How to complete this task — How many of the lines below contain the word "funktionsnedsättning"? Only the number is wanted.

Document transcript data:
┌────────

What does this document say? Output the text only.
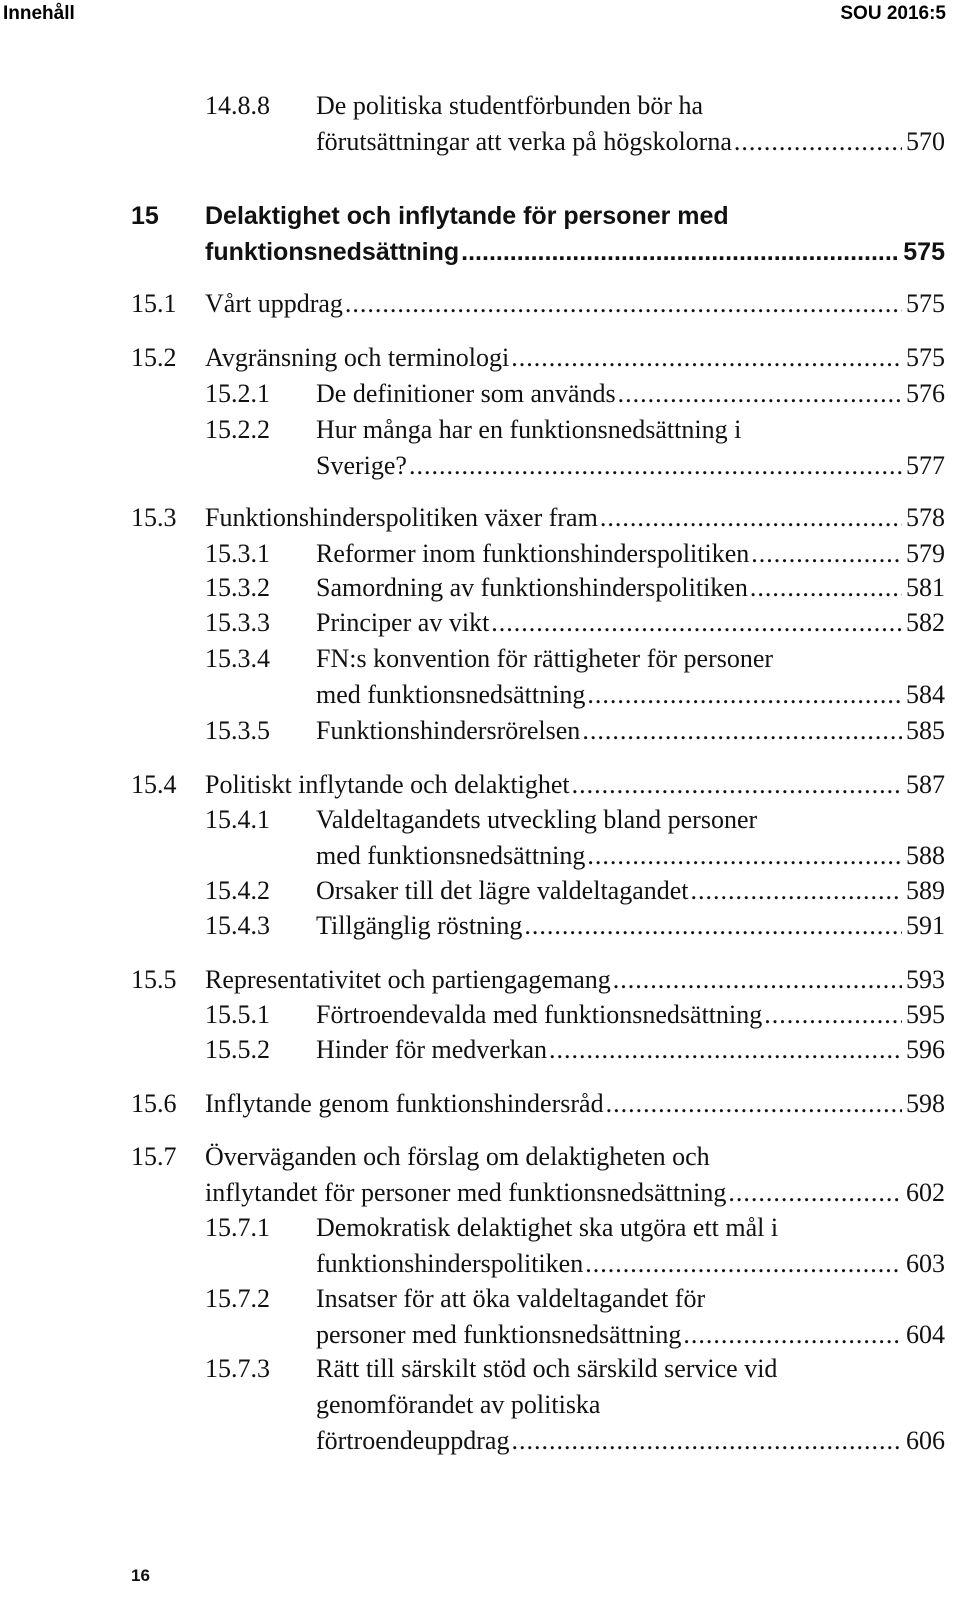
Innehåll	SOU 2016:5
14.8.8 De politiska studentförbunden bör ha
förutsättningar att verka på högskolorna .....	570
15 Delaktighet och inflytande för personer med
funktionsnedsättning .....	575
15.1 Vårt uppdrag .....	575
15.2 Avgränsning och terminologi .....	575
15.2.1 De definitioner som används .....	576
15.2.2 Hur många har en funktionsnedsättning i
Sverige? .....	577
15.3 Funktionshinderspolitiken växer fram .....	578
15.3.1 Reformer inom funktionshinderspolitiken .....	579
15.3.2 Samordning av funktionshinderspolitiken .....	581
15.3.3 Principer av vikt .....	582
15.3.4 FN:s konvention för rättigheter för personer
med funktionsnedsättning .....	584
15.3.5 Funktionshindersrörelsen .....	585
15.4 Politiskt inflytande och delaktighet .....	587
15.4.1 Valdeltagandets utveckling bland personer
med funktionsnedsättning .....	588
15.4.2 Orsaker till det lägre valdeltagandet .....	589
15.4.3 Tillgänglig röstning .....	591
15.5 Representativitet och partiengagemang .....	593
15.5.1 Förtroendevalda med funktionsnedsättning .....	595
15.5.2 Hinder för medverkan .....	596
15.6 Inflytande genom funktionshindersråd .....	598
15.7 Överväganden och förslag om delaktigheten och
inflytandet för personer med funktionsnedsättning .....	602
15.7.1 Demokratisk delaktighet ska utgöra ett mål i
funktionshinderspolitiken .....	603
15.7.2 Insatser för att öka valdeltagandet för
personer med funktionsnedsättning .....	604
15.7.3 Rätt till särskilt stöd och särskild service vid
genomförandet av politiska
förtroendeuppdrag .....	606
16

└────────

Solution to the problem — 7